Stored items
========================================================================

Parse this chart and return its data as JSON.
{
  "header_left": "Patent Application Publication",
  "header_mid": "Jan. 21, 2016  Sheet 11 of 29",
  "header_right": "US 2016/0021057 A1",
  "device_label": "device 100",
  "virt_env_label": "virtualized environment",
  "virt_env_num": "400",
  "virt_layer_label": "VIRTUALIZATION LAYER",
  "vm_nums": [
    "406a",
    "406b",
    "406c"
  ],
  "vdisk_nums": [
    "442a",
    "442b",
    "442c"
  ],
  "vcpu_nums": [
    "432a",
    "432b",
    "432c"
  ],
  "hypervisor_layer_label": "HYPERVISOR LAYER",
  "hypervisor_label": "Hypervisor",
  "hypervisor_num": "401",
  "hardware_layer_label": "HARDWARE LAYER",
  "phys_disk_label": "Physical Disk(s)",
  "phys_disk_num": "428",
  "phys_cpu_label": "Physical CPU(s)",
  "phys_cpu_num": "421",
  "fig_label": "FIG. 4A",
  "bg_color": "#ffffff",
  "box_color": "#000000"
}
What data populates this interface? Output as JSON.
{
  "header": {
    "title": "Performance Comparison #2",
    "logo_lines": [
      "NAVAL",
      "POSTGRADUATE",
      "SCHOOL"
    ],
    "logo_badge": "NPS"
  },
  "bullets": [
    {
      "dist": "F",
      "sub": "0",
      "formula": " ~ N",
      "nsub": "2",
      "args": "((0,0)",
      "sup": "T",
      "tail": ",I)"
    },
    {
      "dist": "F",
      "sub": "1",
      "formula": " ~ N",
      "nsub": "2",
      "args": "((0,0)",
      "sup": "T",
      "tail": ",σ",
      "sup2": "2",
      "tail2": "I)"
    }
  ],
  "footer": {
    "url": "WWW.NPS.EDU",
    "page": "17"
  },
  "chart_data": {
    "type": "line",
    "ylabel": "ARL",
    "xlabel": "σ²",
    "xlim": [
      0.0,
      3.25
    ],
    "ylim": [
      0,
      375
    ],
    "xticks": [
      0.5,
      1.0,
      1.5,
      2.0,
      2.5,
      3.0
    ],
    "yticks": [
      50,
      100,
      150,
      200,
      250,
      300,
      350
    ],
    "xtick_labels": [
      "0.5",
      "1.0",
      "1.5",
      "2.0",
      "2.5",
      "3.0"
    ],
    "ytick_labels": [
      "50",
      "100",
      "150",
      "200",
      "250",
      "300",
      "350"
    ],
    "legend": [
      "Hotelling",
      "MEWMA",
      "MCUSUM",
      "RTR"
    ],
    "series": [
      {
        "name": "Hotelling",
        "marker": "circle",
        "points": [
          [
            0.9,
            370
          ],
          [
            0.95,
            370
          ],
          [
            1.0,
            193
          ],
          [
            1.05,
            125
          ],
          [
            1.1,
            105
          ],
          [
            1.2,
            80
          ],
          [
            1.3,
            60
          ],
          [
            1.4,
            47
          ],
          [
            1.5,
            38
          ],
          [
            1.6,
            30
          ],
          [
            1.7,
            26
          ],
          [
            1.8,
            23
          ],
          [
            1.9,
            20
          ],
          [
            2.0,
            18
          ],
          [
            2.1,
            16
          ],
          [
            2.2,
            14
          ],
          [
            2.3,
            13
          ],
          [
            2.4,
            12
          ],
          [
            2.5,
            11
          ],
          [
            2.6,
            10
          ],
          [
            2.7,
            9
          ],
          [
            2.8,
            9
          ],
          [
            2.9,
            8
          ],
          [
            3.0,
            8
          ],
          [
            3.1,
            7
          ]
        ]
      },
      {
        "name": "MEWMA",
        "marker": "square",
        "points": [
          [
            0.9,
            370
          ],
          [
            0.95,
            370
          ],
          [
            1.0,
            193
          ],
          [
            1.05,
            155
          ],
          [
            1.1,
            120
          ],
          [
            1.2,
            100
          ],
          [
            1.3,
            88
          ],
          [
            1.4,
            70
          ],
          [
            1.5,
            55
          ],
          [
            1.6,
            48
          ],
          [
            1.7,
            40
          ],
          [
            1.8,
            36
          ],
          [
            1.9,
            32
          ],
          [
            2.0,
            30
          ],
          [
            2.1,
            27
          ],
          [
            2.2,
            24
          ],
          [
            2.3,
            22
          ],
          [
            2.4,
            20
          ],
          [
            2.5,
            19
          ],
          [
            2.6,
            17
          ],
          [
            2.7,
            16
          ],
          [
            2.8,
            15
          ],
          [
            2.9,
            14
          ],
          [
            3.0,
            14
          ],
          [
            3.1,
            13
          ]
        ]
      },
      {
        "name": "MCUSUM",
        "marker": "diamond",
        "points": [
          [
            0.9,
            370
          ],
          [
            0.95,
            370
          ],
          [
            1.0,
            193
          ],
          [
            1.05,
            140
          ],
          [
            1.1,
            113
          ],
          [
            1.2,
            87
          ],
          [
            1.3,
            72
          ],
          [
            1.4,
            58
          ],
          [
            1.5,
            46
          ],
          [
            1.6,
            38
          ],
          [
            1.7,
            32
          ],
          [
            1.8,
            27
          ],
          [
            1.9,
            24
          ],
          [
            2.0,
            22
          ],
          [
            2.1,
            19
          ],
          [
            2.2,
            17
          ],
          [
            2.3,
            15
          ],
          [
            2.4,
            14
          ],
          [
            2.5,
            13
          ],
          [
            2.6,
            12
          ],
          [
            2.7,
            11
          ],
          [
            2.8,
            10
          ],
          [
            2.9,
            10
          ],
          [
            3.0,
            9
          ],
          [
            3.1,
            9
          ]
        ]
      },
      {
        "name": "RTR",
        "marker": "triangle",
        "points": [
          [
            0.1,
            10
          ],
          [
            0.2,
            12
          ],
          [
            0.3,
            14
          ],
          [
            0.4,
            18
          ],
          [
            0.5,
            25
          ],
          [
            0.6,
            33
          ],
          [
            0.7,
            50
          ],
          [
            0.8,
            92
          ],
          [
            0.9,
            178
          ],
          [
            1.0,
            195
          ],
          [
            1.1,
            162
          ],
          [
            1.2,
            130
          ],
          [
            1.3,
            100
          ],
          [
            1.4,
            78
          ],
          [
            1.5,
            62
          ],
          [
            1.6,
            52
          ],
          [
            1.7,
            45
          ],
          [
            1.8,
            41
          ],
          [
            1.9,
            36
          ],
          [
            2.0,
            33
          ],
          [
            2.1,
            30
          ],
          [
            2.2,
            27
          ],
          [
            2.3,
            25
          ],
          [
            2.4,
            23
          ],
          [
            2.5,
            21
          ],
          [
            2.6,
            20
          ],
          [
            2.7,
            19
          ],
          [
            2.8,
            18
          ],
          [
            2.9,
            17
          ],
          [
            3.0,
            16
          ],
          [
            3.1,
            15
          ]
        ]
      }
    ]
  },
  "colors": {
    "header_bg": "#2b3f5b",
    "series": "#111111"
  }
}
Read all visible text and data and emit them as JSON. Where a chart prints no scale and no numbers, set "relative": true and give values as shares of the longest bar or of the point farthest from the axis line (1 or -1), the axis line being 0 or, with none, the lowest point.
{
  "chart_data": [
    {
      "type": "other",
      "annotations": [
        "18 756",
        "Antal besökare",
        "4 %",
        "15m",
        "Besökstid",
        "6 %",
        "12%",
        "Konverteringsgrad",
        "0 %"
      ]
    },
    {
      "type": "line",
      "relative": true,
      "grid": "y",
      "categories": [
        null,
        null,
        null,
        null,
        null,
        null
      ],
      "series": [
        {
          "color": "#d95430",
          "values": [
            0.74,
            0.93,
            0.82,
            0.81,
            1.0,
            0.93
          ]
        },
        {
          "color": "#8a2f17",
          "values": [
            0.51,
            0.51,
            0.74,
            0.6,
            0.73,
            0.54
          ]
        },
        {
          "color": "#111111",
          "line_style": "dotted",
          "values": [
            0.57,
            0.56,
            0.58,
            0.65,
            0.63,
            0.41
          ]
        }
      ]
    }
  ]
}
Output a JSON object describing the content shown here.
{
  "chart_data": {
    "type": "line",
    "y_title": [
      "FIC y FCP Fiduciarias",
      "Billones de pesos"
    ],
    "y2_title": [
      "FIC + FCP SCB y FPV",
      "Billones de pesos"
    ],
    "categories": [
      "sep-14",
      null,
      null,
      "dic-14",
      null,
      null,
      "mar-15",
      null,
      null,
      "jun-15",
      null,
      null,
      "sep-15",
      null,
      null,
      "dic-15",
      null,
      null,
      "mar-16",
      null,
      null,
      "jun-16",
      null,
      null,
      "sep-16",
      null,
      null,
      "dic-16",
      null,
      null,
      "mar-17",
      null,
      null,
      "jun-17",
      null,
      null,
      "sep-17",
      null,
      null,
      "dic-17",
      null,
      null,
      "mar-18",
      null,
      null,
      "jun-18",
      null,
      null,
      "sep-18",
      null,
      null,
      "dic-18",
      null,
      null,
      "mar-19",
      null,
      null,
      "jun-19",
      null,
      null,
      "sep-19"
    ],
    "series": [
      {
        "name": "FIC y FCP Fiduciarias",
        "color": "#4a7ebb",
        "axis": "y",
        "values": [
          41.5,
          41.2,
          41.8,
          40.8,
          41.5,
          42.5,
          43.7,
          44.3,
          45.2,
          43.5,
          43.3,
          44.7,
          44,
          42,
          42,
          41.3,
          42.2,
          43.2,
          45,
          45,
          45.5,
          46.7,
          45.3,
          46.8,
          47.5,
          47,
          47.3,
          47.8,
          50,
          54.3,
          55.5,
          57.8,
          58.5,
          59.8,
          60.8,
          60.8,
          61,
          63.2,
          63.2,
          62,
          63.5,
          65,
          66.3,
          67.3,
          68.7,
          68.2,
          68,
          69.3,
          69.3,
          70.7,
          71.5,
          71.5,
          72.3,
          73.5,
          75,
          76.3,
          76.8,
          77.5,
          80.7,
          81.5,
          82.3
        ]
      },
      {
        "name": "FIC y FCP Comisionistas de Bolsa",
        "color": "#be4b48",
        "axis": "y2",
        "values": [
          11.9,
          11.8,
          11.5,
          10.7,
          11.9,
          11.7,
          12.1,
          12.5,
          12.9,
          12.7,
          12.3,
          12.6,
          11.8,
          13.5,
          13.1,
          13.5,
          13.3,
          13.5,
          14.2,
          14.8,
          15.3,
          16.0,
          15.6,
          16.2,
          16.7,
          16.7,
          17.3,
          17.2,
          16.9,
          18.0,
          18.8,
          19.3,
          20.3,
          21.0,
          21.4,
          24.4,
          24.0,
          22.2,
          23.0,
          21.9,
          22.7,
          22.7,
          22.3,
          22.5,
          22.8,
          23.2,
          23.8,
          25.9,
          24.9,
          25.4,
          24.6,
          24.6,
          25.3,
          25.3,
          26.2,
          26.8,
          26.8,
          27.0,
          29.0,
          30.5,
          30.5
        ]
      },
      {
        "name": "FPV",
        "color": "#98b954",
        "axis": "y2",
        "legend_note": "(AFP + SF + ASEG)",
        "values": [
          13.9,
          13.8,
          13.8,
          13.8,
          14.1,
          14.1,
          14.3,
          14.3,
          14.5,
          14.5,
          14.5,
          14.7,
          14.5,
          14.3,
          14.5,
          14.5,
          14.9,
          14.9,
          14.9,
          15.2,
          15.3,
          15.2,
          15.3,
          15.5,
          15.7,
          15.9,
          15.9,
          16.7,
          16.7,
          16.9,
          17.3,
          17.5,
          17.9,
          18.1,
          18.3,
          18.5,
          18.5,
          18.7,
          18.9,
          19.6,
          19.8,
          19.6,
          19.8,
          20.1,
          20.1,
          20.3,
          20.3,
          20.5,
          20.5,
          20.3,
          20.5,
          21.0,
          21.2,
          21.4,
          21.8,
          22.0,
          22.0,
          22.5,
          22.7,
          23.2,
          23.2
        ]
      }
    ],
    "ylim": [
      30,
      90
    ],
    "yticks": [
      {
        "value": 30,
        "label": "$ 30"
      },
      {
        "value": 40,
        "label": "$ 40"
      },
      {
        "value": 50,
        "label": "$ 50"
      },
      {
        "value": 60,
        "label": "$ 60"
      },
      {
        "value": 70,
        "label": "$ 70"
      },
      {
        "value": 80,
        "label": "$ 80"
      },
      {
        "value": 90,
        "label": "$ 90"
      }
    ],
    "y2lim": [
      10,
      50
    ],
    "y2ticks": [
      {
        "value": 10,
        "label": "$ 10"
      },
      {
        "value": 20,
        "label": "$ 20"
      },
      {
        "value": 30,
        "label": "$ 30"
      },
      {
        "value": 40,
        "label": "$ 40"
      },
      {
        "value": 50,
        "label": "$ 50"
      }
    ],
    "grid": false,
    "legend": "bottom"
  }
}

========================================================================

Given instruction: Search the lines above for the string "axis" and copy each line that has it.

Full response:
Read all visible text and data and emit them as JSON. Where a chart prints no scale and no numbers, set "relative": true and give values as shares of the longest bar or of the point farthest from the axis line (1 or -1), the axis line being 0 or, with none, the lowest point.
        "axis": "y",
        "axis": "y2",
        "axis": "y2",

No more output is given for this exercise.